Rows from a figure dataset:
──────────────────────────────

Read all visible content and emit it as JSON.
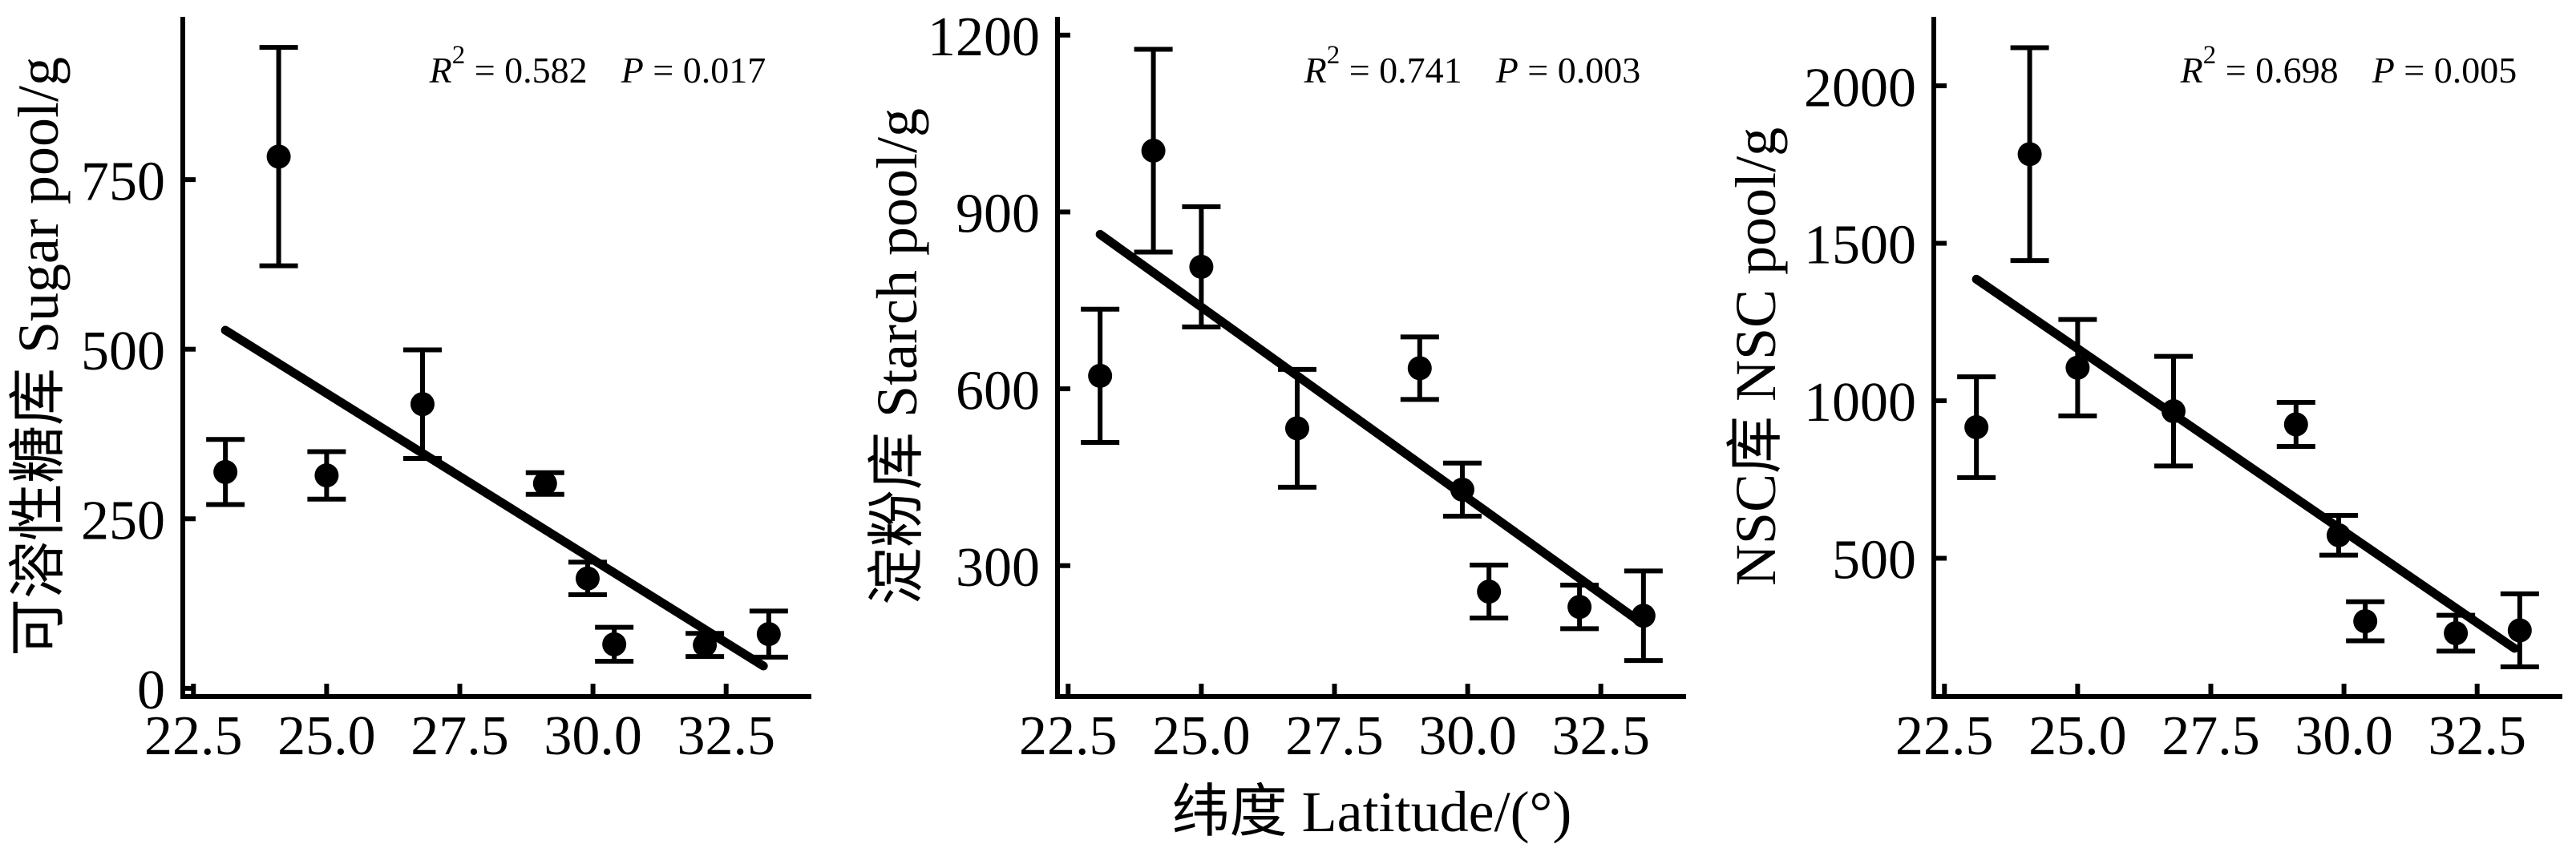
{
  "figure": {
    "background": "#ffffff",
    "ink_color": "#000000",
    "shared_xlabel": "纬度  Latitude/(°)",
    "xtick_labels": [
      "22.5",
      "25.0",
      "27.5",
      "30.0",
      "32.5"
    ]
  },
  "chart_data": [
    {
      "type": "scatter",
      "title": "",
      "ylabel": "可溶性糖库  Sugar pool/g",
      "xlabel": "",
      "legend": "none",
      "grid": "off",
      "annotation": {
        "r_label": "R",
        "r_exponent": "2",
        "r_text": " = 0.582",
        "p_label": "P",
        "p_text": " = 0.017"
      },
      "x": [
        23.1,
        24.1,
        25.0,
        26.8,
        29.1,
        29.9,
        30.4,
        32.1,
        33.3
      ],
      "y": [
        319,
        784,
        314,
        419,
        302,
        162,
        65,
        64,
        80
      ],
      "yerr": [
        48,
        161,
        35,
        80,
        16,
        24,
        25,
        17,
        34
      ],
      "fit_line": {
        "x1": 23.1,
        "y1": 528,
        "x2": 33.2,
        "y2": 33
      },
      "xlim": [
        22.3,
        34.1
      ],
      "ylim": [
        -12,
        990
      ],
      "xticks": [
        22.5,
        25.0,
        27.5,
        30.0,
        32.5
      ],
      "xtick_labels": [
        "22.5",
        "25.0",
        "27.5",
        "30.0",
        "32.5"
      ],
      "yticks": [
        0,
        250,
        500,
        750
      ],
      "ytick_labels": [
        "0",
        "250",
        "500",
        "750"
      ]
    },
    {
      "type": "scatter",
      "title": "",
      "ylabel": "淀粉库  Starch pool/g",
      "xlabel": "纬度  Latitude/(°)",
      "legend": "none",
      "grid": "off",
      "annotation": {
        "r_label": "R",
        "r_exponent": "2",
        "r_text": " = 0.741",
        "p_label": "P",
        "p_text": " = 0.003"
      },
      "x": [
        23.1,
        24.1,
        25.0,
        26.8,
        29.1,
        29.9,
        30.4,
        32.1,
        33.3
      ],
      "y": [
        622,
        1004,
        807,
        533,
        635,
        429,
        256,
        230,
        215
      ],
      "yerr": [
        113,
        172,
        102,
        100,
        53,
        45,
        45,
        37,
        76
      ],
      "fit_line": {
        "x1": 23.1,
        "y1": 862,
        "x2": 33.2,
        "y2": 207
      },
      "xlim": [
        22.3,
        34.1
      ],
      "ylim": [
        78,
        1231
      ],
      "xticks": [
        22.5,
        25.0,
        27.5,
        30.0,
        32.5
      ],
      "xtick_labels": [
        "22.5",
        "25.0",
        "27.5",
        "30.0",
        "32.5"
      ],
      "yticks": [
        300,
        600,
        900,
        1200
      ],
      "ytick_labels": [
        "300",
        "600",
        "900",
        "1200"
      ]
    },
    {
      "type": "scatter",
      "title": "",
      "ylabel": "NSC库  NSC pool/g",
      "xlabel": "",
      "legend": "none",
      "grid": "off",
      "annotation": {
        "r_label": "R",
        "r_exponent": "2",
        "r_text": " = 0.698",
        "p_label": "P",
        "p_text": " = 0.005"
      },
      "x": [
        23.1,
        24.1,
        25.0,
        26.8,
        29.1,
        29.9,
        30.4,
        32.1,
        33.3
      ],
      "y": [
        916,
        1783,
        1105,
        967,
        925,
        573,
        300,
        262,
        271
      ],
      "yerr": [
        160,
        338,
        153,
        174,
        70,
        63,
        62,
        57,
        116
      ],
      "fit_line": {
        "x1": 23.1,
        "y1": 1386,
        "x2": 33.2,
        "y2": 214
      },
      "xlim": [
        22.3,
        34.1
      ],
      "ylim": [
        61,
        2219
      ],
      "xticks": [
        22.5,
        25.0,
        27.5,
        30.0,
        32.5
      ],
      "xtick_labels": [
        "22.5",
        "25.0",
        "27.5",
        "30.0",
        "32.5"
      ],
      "yticks": [
        500,
        1000,
        1500,
        2000
      ],
      "ytick_labels": [
        "500",
        "1000",
        "1500",
        "2000"
      ]
    }
  ]
}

──────────────────────────────

* _Instructions to follow_
Pick out and copy the lines of the entries that hold the string "ylabel".

* _Correct result_
      "ylabel": "可溶性糖库  Sugar pool/g",
      "ylabel": "淀粉库  Starch pool/g",
      "ylabel": "NSC库  NSC pool/g",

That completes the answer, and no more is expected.